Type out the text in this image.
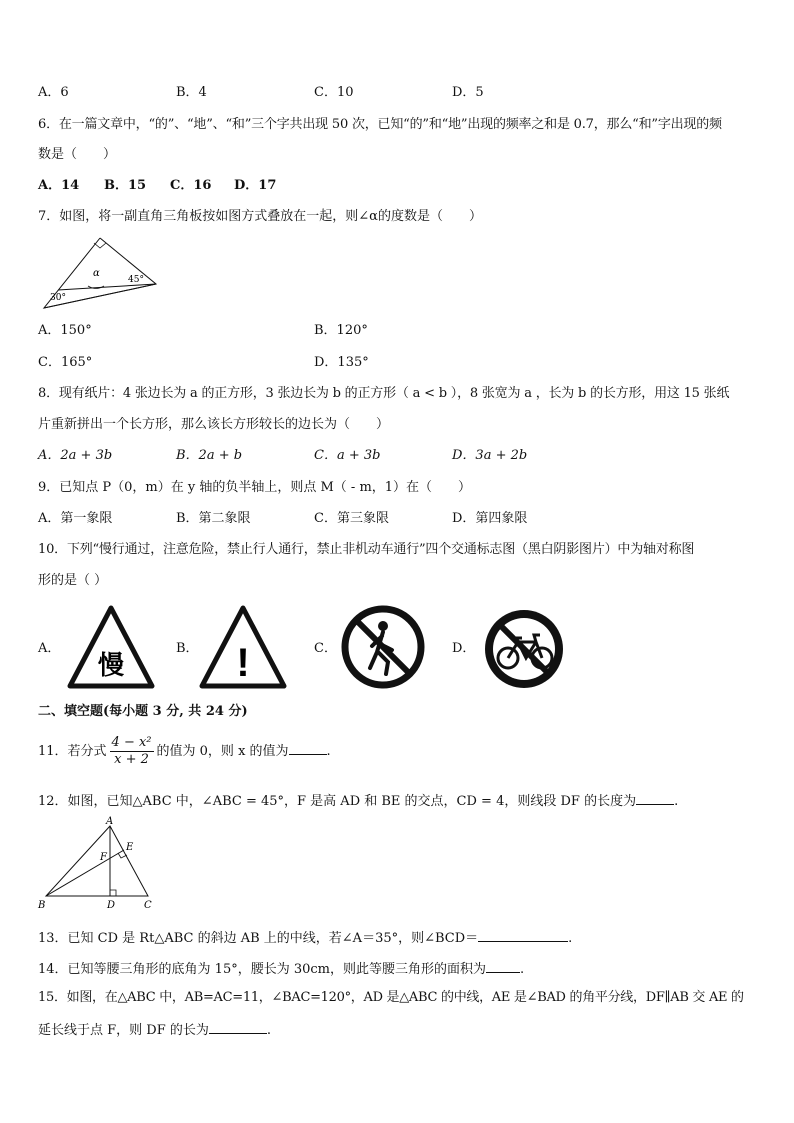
A．6	B．4	C．10	D．5
6．在一篇文章中，“的”、“地”、“和”三个字共出现 50 次，已知“的”和“地”出现的频率之和是 0.7，那么“和”字出现的频
数是（　　）
A．14 B．15 C．16 D．17
7．如图，将一副直角三角板按如图方式叠放在一起，则∠α的度数是（　　）
α
45°
30°
A．150°	B．120°
C．165°	D．135°
8．现有纸片：4 张边长为 a 的正方形，3 张边长为 b 的正方形（ a < b ），8 张宽为 a ，长为 b 的长方形，用这 15 张纸
片重新拼出一个长方形，那么该长方形较长的边长为（　　）
A．2a + 3b	B．2a + b	C．a + 3b	D．3a + 2b
9．已知点 P（0，m）在 y 轴的负半轴上，则点 M（ - m，1）在（　　）
A．第一象限	B．第二象限	C．第三象限	D．第四象限
10．下列“慢行通过，注意危险，禁止行人通行，禁止非机动车通行”四个交通标志图（黑白阴影图片）中为轴对称图
形的是（ ）
A．
慢
B． !	C．	D．
二、填空题(每小题 3 分, 共 24 分)
11．若分式 $\frac{\text{4 − x²}}{x + 2}$ 的值为 0，则 x 的值为	.
12．如图，已知△ABC 中，∠ABC = 45°，F 是高 AD 和 BE 的交点，CD = 4，则线段 DF 的长度为	.
A
B	C
D
E
F
13．已知 CD 是 Rt△ABC 的斜边 AB 上的中线，若∠A＝35°，则∠BCD＝	.
14．已知等腰三角形的底角为 15°，腰长为 30cm，则此等腰三角形的面积为	.
15．如图，在△ABC 中，AB=AC=11，∠BAC=120°，AD 是△ABC 的中线，AE 是∠BAD 的角平分线，DF∥AB 交 AE 的
延长线于点 F，则 DF 的长为	.
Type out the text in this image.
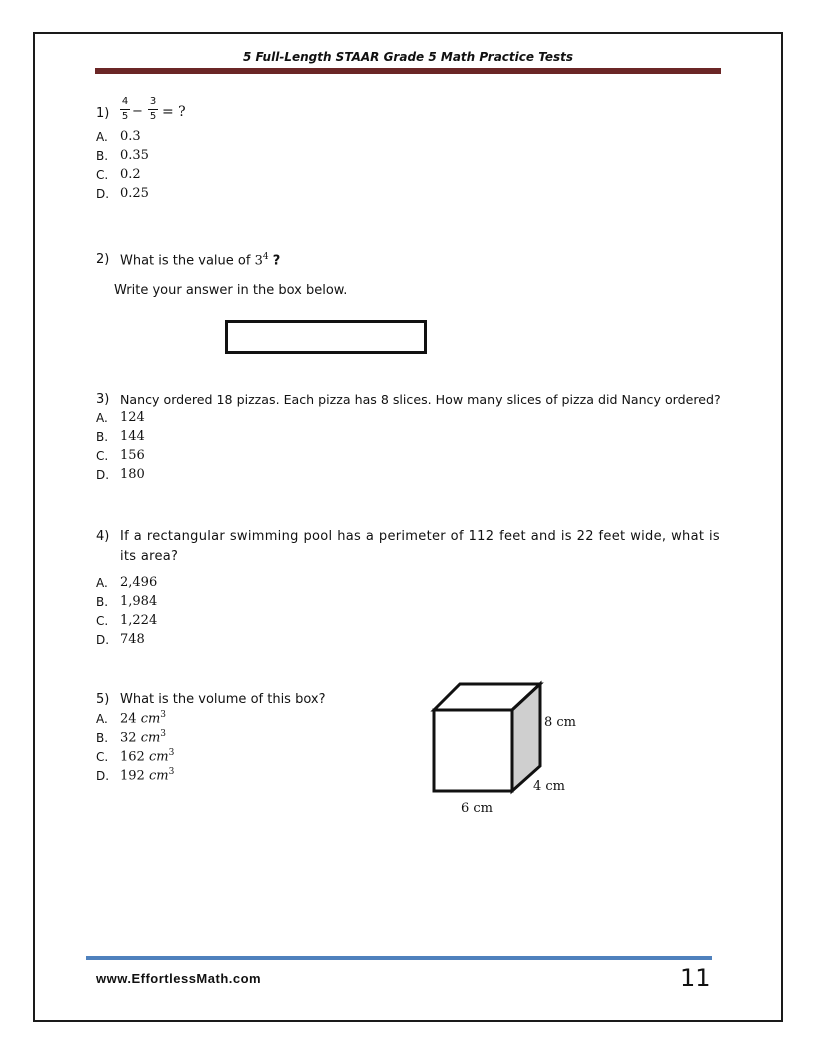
5 Full-Length STAAR Grade 5 Math Practice Tests
1)
4
5 −
3
5 = ?
A. 0.3
B. 0.35
C. 0.2
D. 0.25
2) What is the value of $3^4$ ?
Write your answer in the box below.
3) Nancy ordered 18 pizzas. Each pizza has 8 slices. How many slices of pizza did Nancy ordered?
A. 124
B. 144
C. 156
D. 180
4) If a rectangular swimming pool has a perimeter of 112 feet and is 22 feet wide, what is its area?
A. 2,496
B. 1,984
C. 1,224
D. 748
5) What is the volume of this box?
A. 24 $cm^3$
B. 32 $cm^3$
C. 162 $cm^3$
D. 192 $cm^3$
8 cm
4 cm
6 cm
www.EffortlessMath.com	11
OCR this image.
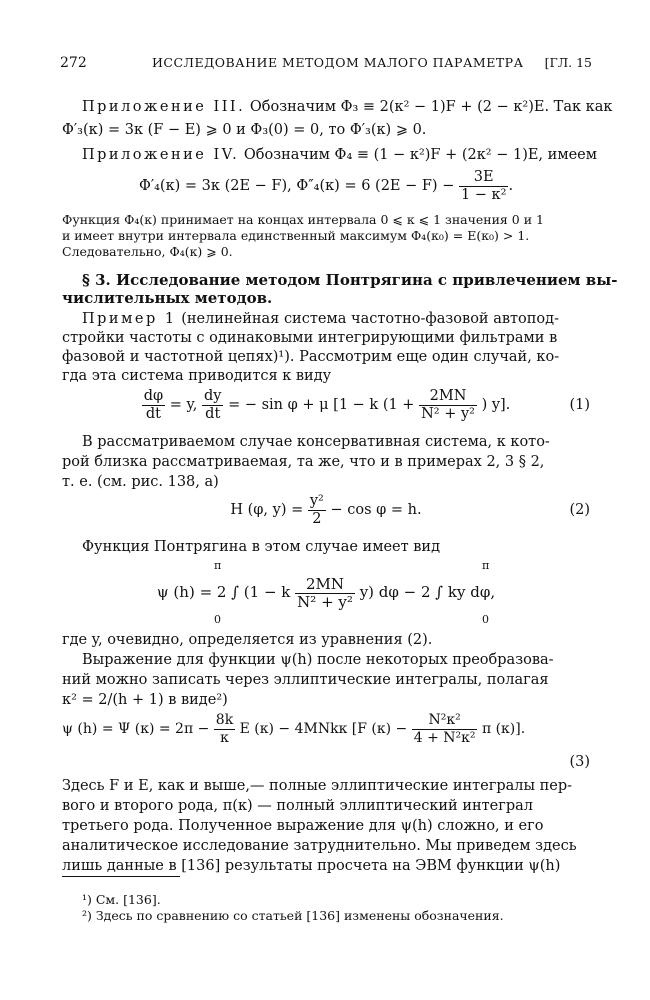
272	ИССЛЕДОВАНИЕ МЕТОДОМ МАЛОГО ПАРАМЕТРА [ГЛ. 15
Приложение III. Обозначим Φ₃ ≡ 2(κ² − 1)F + (2 − κ²)E. Так как
Φ′₃(κ) = 3κ (F − E) ⩾ 0 и Φ₃(0) = 0, то Φ′₃(κ) ⩾ 0.
Приложение IV. Обозначим Φ₄ ≡ (1 − κ²)F + (2κ² − 1)E, имеем
Φ′₄(κ) = 3κ (2E − F), Φ″₄(κ) = 6 $(2E - F) - \frac{3E}{\text{1 − κ²}}$ .
Функция Φ₄(κ) принимает на концах интервала 0 ⩽ κ ⩽ 1 значения 0 и 1
и имеет внутри интервала единственный максимум Φ₄(κ₀) = E(κ₀) > 1.
Следовательно, Φ₄(κ) ⩾ 0.
§ 3. Исследование методом Понтрягина с привлечением вы-
числительных методов.
Пример 1 (нелинейная система частотно-фазовой автопод-
стройки частоты с одинаковыми интегрирующими фильтрами в
фазовой и частотной цепях)¹). Рассмотрим еще один случай, ко-
гда эта система приводится к виду
$\frac{d\varphi}{dt} = y$, $\frac{dy}{dt}$ = − sin φ + μ [1 − k ($1 + \frac{2MN}{\text{N² + y²}}$ ) y].	(1)
В рассматриваемом случае консервативная система, к кото-
рой близка рассматриваемая, та же, что и в примерах 2, 3 § 2,
т. е. (см. рис. 138, а)
H (φ, $y) = \frac{\text{y²}}{2} - \cos \varphi = h$.	(2)
Функция Понтрягина в этом случае имеет вид
π	π
ψ (h) = 2 ∫ (1 − k $\frac{2MN}{\text{N² + y²}} y$) dφ − 2 ∫ ky dφ,
0	0
где y, очевидно, определяется из уравнения (2).
Выражение для функции ψ(h) после некоторых преобразова-
ний можно записать через эллиптические интегралы, полагая
κ² = 2/(h + 1) в виде²)
ψ (h) = Ψ $(\kappa) = 2\pi - \frac{8k}{\kappa}$ E (κ) − 4MNkκ [F $(\kappa) - \frac{\text{N²κ²}}{\text{4 + N²κ²}}$ π (κ)].
(3)
Здесь F и E, как и выше,— полные эллиптические интегралы пер-
вого и второго рода, π(κ) — полный эллиптический интеграл
третьего рода. Полученное выражение для ψ(h) сложно, и его
аналитическое исследование затруднительно. Мы приведем здесь
лишь данные в [136] результаты просчета на ЭВМ функции ψ(h)
¹) См. [136].
²) Здесь по сравнению со статьей [136] изменены обозначения.
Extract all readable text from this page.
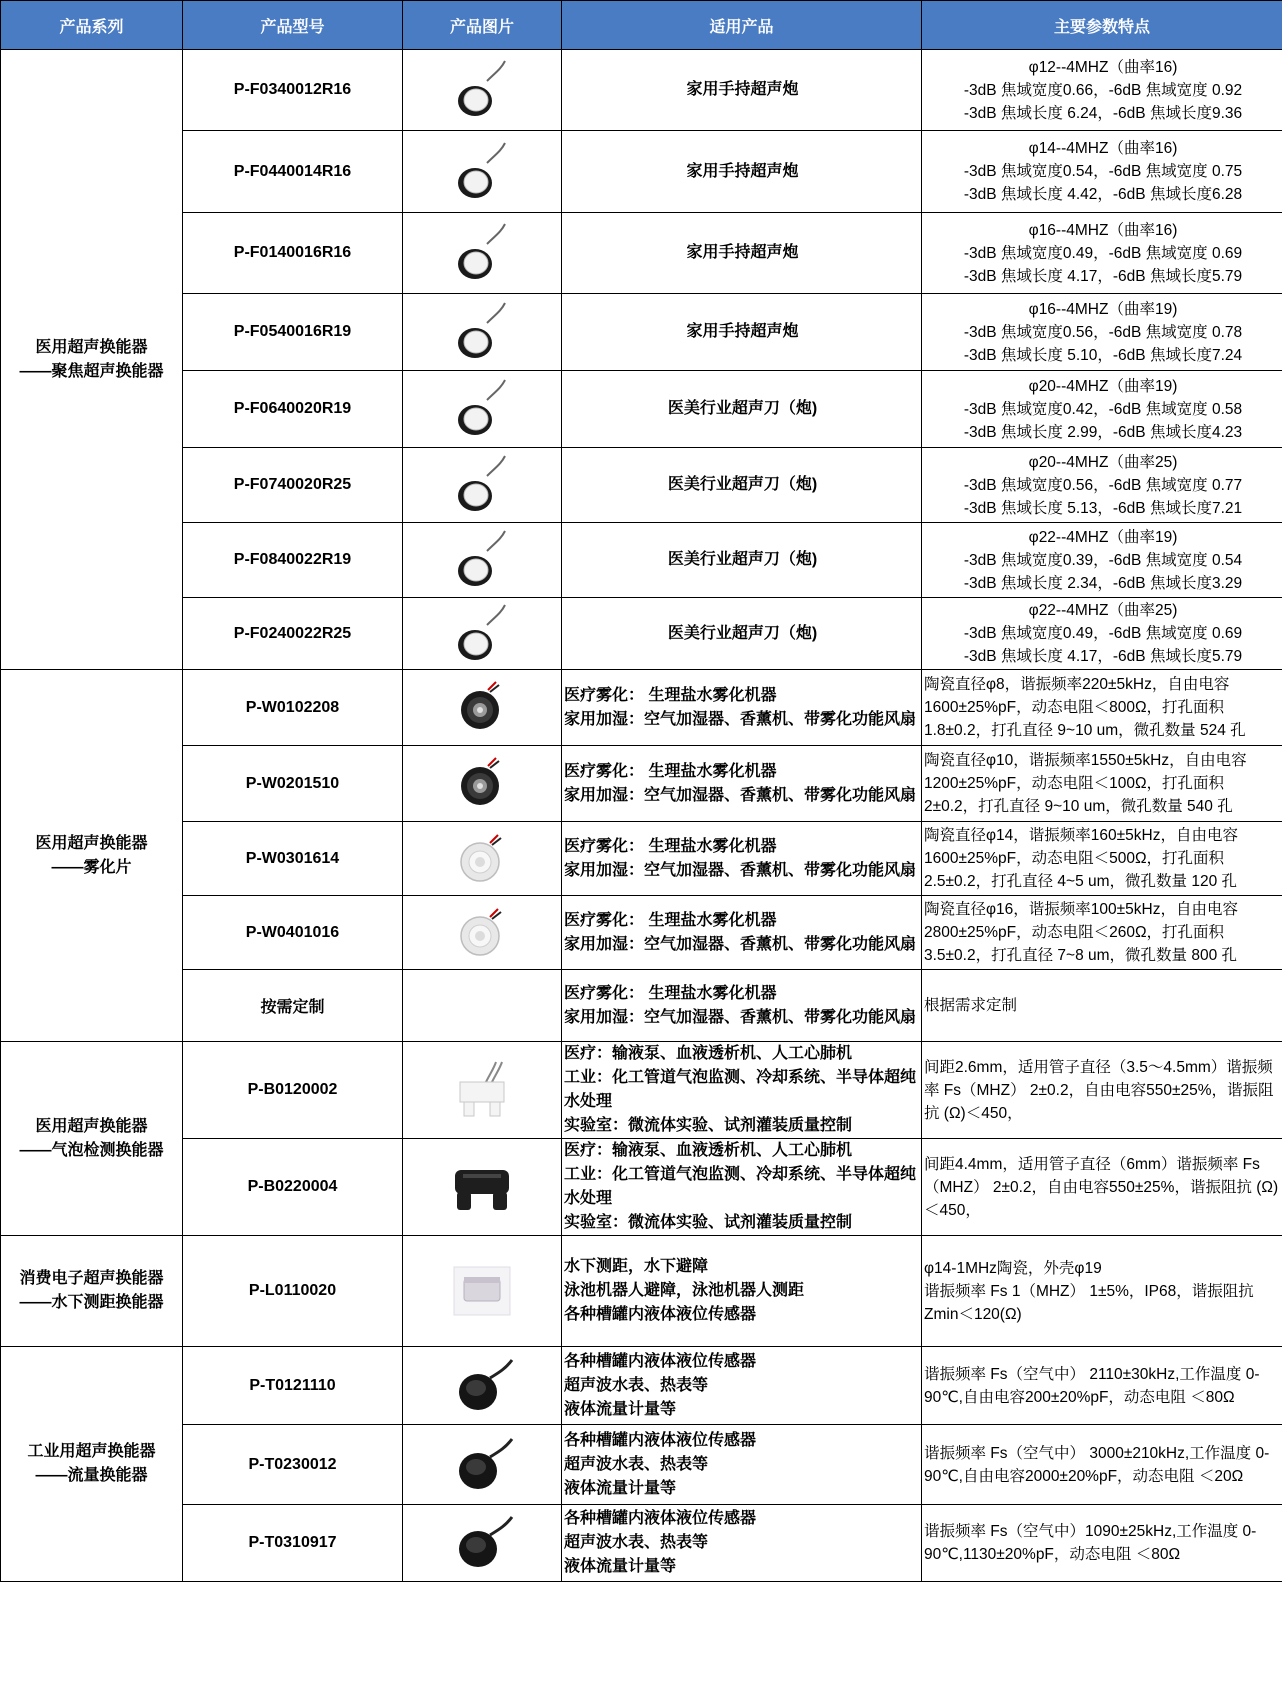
产品系列	产品型号	产品图片	适用产品	主要参数特点

医用超声换能器
——聚焦超声换能器	P-F0340012R16		家用手持超声炮	φ12--4MHZ（曲率16)
-3dB 焦域宽度0.66，-6dB 焦域宽度 0.92
-3dB 焦域长度 6.24，-6dB 焦域长度9.36

	P-F0440014R16		家用手持超声炮	φ14--4MHZ（曲率16)
-3dB 焦域宽度0.54，-6dB 焦域宽度 0.75
-3dB 焦域长度 4.42，-6dB 焦域长度6.28

	P-F0140016R16		家用手持超声炮	φ16--4MHZ（曲率16)
-3dB 焦域宽度0.49，-6dB 焦域宽度 0.69
-3dB 焦域长度 4.17，-6dB 焦域长度5.79

	P-F0540016R19		家用手持超声炮	φ16--4MHZ（曲率19)
-3dB 焦域宽度0.56，-6dB 焦域宽度 0.78
-3dB 焦域长度 5.10，-6dB 焦域长度7.24

	P-F0640020R19		医美行业超声刀（炮)	φ20--4MHZ（曲率19)
-3dB 焦域宽度0.42，-6dB 焦域宽度 0.58
-3dB 焦域长度 2.99，-6dB 焦域长度4.23

	P-F0740020R25		医美行业超声刀（炮)	φ20--4MHZ（曲率25)
-3dB 焦域宽度0.56，-6dB 焦域宽度 0.77
-3dB 焦域长度 5.13，-6dB 焦域长度7.21

	P-F0840022R19		医美行业超声刀（炮)	φ22--4MHZ（曲率19)
-3dB 焦域宽度0.39，-6dB 焦域宽度 0.54
-3dB 焦域长度 2.34，-6dB 焦域长度3.29

	P-F0240022R25		医美行业超声刀（炮)	φ22--4MHZ（曲率25)
-3dB 焦域宽度0.49，-6dB 焦域宽度 0.69
-3dB 焦域长度 4.17，-6dB 焦域长度5.79

医用超声换能器
——雾化片	P-W0102208		医疗雾化： 生理盐水雾化机器
家用加湿：空气加湿器、香薰机、带雾化功能风扇	陶瓷直径φ8，谐振频率220±5kHz，自由电容
1600±25%pF，动态电阻＜800Ω，打孔面积
1.8±0.2，打孔直径 9~10 um，微孔数量 524 孔

	P-W0201510		医疗雾化： 生理盐水雾化机器
家用加湿：空气加湿器、香薰机、带雾化功能风扇	陶瓷直径φ10，谐振频率1550±5kHz，自由电容
1200±25%pF，动态电阻＜100Ω，打孔面积
2±0.2，打孔直径 9~10 um，微孔数量 540 孔

	P-W0301614		医疗雾化： 生理盐水雾化机器
家用加湿：空气加湿器、香薰机、带雾化功能风扇	陶瓷直径φ14，谐振频率160±5kHz，自由电容
1600±25%pF，动态电阻＜500Ω，打孔面积
2.5±0.2，打孔直径 4~5 um，微孔数量 120 孔

	P-W0401016		医疗雾化： 生理盐水雾化机器
家用加湿：空气加湿器、香薰机、带雾化功能风扇	陶瓷直径φ16，谐振频率100±5kHz，自由电容
2800±25%pF，动态电阻＜260Ω，打孔面积
3.5±0.2，打孔直径 7~8 um，微孔数量 800 孔

	按需定制		医疗雾化： 生理盐水雾化机器
家用加湿：空气加湿器、香薰机、带雾化功能风扇	根据需求定制

医用超声换能器
——气泡检测换能器	P-B0120002		医疗：输液泵、血液透析机、人工心肺机
工业：化工管道气泡监测、冷却系统、半导体超纯水处理
实验室：微流体实验、试剂灌装质量控制	间距2.6mm，适用管子直径（3.5～4.5mm）谐振频率 Fs（MHZ） 2±0.2，自由电容550±25%，谐振阻抗 (Ω)＜450，

	P-B0220004		医疗：输液泵、血液透析机、人工心肺机
工业：化工管道气泡监测、冷却系统、半导体超纯水处理
实验室：微流体实验、试剂灌装质量控制	间距4.4mm，适用管子直径（6mm）谐振频率 Fs（MHZ） 2±0.2，自由电容550±25%，谐振阻抗 (Ω)＜450，

消费电子超声换能器
——水下测距换能器	P-L0110020		水下测距，水下避障
泳池机器人避障，泳池机器人测距
各种槽罐内液体液位传感器	φ14-1MHz陶瓷，外壳φ19
谐振频率 Fs 1（MHZ） 1±5%，IP68，谐振阻抗
Zmin＜120(Ω)

工业用超声换能器
——流量换能器	P-T0121110		各种槽罐内液体液位传感器
超声波水表、热表等
液体流量计量等	谐振频率 Fs（空气中） 2110±30kHz,工作温度 0-90℃,自由电容200±20%pF，动态电阻 ＜80Ω

	P-T0230012		各种槽罐内液体液位传感器
超声波水表、热表等
液体流量计量等	谐振频率 Fs（空气中） 3000±210kHz,工作温度 0-90℃,自由电容2000±20%pF，动态电阻 ＜20Ω

	P-T0310917		各种槽罐内液体液位传感器
超声波水表、热表等
液体流量计量等	谐振频率 Fs（空气中）1090±25kHz,工作温度 0-90℃,1130±20%pF，动态电阻 ＜80Ω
▬▬▬
_Exercise directions_. Track down the lines that include the word "Функция" and copy them.

_Result below_.
Функция Φ₄(κ) принимает на концах интервала 0 ⩽ κ ⩽ 1 значения 0 и 1
Функция Понтрягина в этом случае имеет вид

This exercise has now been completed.